Required work ▸
Restate each of the lines below word for word and drop every picture.
--- begin Exercise input ---
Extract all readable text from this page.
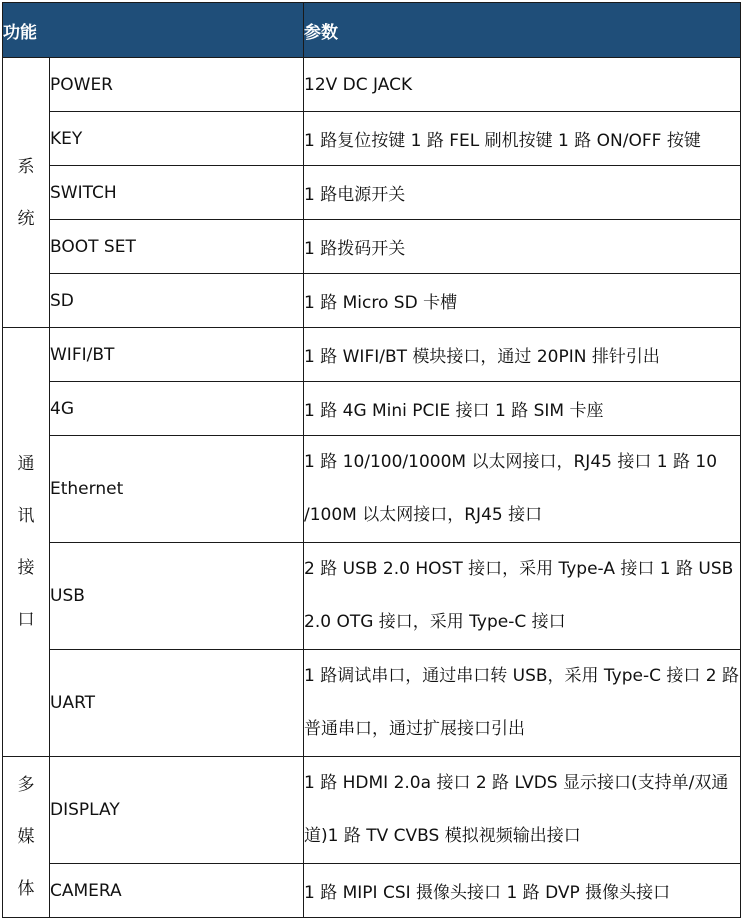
功能		参数

系
统	POWER	12V DC JACK
	KEY	1 路复位按键 1 路 FEL 刷机按键 1 路 ON/OFF 按键
	SWITCH	1 路电源开关
	BOOT SET	1 路拨码开关
	SD	1 路 Micro SD 卡槽

通
讯
接
口	WIFI/BT	1 路 WIFI/BT 模块接口，通过 20PIN 排针引出
	4G	1 路 4G Mini PCIE 接口 1 路 SIM 卡座
	Ethernet	1 路 10/100/1000M 以太网接口，RJ45 接口 1 路 10 /100M 以太网接口，RJ45 接口
	USB	2 路 USB 2.0 HOST 接口，采用 Type-A 接口 1 路 USB 2.0 OTG 接口，采用 Type-C 接口
	UART	1 路调试串口，通过串口转 USB，采用 Type-C 接口 2 路普通串口，通过扩展接口引出

多
媒
体	DISPLAY	1 路 HDMI 2.0a 接口 2 路 LVDS 显示接口(支持单/双通道)1 路 TV CVBS 模拟视频输出接口
	CAMERA	1 路 MIPI CSI 摄像头接口 1 路 DVP 摄像头接口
--- end Exercise input ---
Solution to this task ▸
Extract all readable text from this page.
功能		参数

系
统	POWER	12V DC JACK
	KEY	1 路复位按键 1 路 FEL 刷机按键 1 路 ON/OFF 按键
	SWITCH	1 路电源开关
	BOOT SET	1 路拨码开关
	SD	1 路 Micro SD 卡槽

通
讯
接
口	WIFI/BT	1 路 WIFI/BT 模块接口，通过 20PIN 排针引出
	4G	1 路 4G Mini PCIE 接口 1 路 SIM 卡座
	Ethernet	1 路 10/100/1000M 以太网接口，RJ45 接口 1 路 10 /100M 以太网接口，RJ45 接口
	USB	2 路 USB 2.0 HOST 接口，采用 Type-A 接口 1 路 USB 2.0 OTG 接口，采用 Type-C 接口
	UART	1 路调试串口，通过串口转 USB，采用 Type-C 接口 2 路普通串口，通过扩展接口引出

多
媒
体	DISPLAY	1 路 HDMI 2.0a 接口 2 路 LVDS 显示接口(支持单/双通道)1 路 TV CVBS 模拟视频输出接口
	CAMERA	1 路 MIPI CSI 摄像头接口 1 路 DVP 摄像头接口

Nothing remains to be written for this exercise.